■ Requirement ■
Below are some records. Say how many of their lines include the string "blacklisted", giving only the number.

■ Dataset records ■
begin

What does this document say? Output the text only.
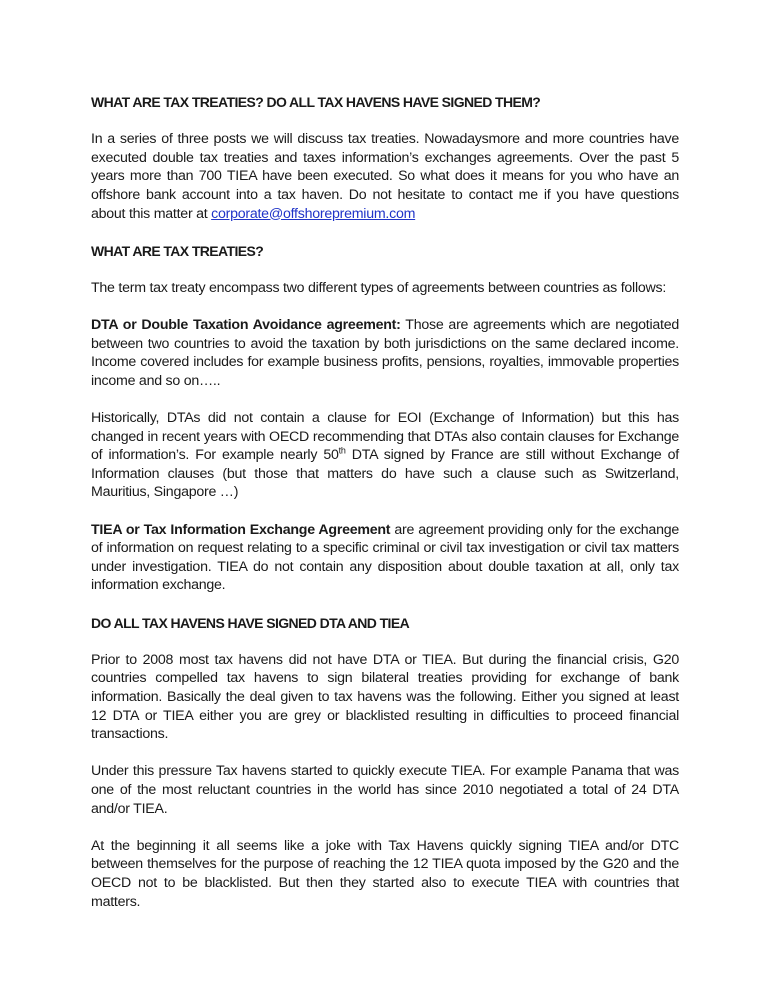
WHAT ARE TAX TREATIES? DO ALL TAX HAVENS HAVE SIGNED THEM?

In a series of three posts we will discuss tax treaties. Nowadaysmore and more countries have executed double tax treaties and taxes information’s exchanges agreements. Over the past 5 years more than 700 TIEA have been executed. So what does it means for you who have an offshore bank account into a tax haven. Do not hesitate to contact me if you have questions about this matter at corporate@offshorepremium.com

WHAT ARE TAX TREATIES?

The term tax treaty encompass two different types of agreements between countries as follows:

DTA or Double Taxation Avoidance agreement: Those are agreements which are negotiated between two countries to avoid the taxation by both jurisdictions on the same declared income. Income covered includes for example business profits, pensions, royalties, immovable properties income and so on…..

Historically, DTAs did not contain a clause for EOI (Exchange of Information) but this has changed in recent years with OECD recommending that DTAs also contain clauses for Exchange of information’s. For example nearly 50th DTA signed by France are still without Exchange of Information clauses (but those that matters do have such a clause such as Switzerland, Mauritius, Singapore …)

TIEA or Tax Information Exchange Agreement are agreement providing only for the exchange of information on request relating to a specific criminal or civil tax investigation or civil tax matters under investigation. TIEA do not contain any disposition about double taxation at all, only tax information exchange.

DO ALL TAX HAVENS HAVE SIGNED DTA AND TIEA

Prior to 2008 most tax havens did not have DTA or TIEA. But during the financial crisis, G20 countries compelled tax havens to sign bilateral treaties providing for exchange of bank information. Basically the deal given to tax havens was the following. Either you signed at least 12 DTA or TIEA either you are grey or blacklisted resulting in difficulties to proceed financial transactions.

Under this pressure Tax havens started to quickly execute TIEA. For example Panama that was one of the most reluctant countries in the world has since 2010 negotiated a total of 24 DTA and/or TIEA.

At the beginning it all seems like a joke with Tax Havens quickly signing TIEA and/or DTC between themselves for the purpose of reaching the 12 TIEA quota imposed by the G20 and the OECD not to be blacklisted. But then they started also to execute TIEA with countries that matters.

end

■ Exercise response ■
2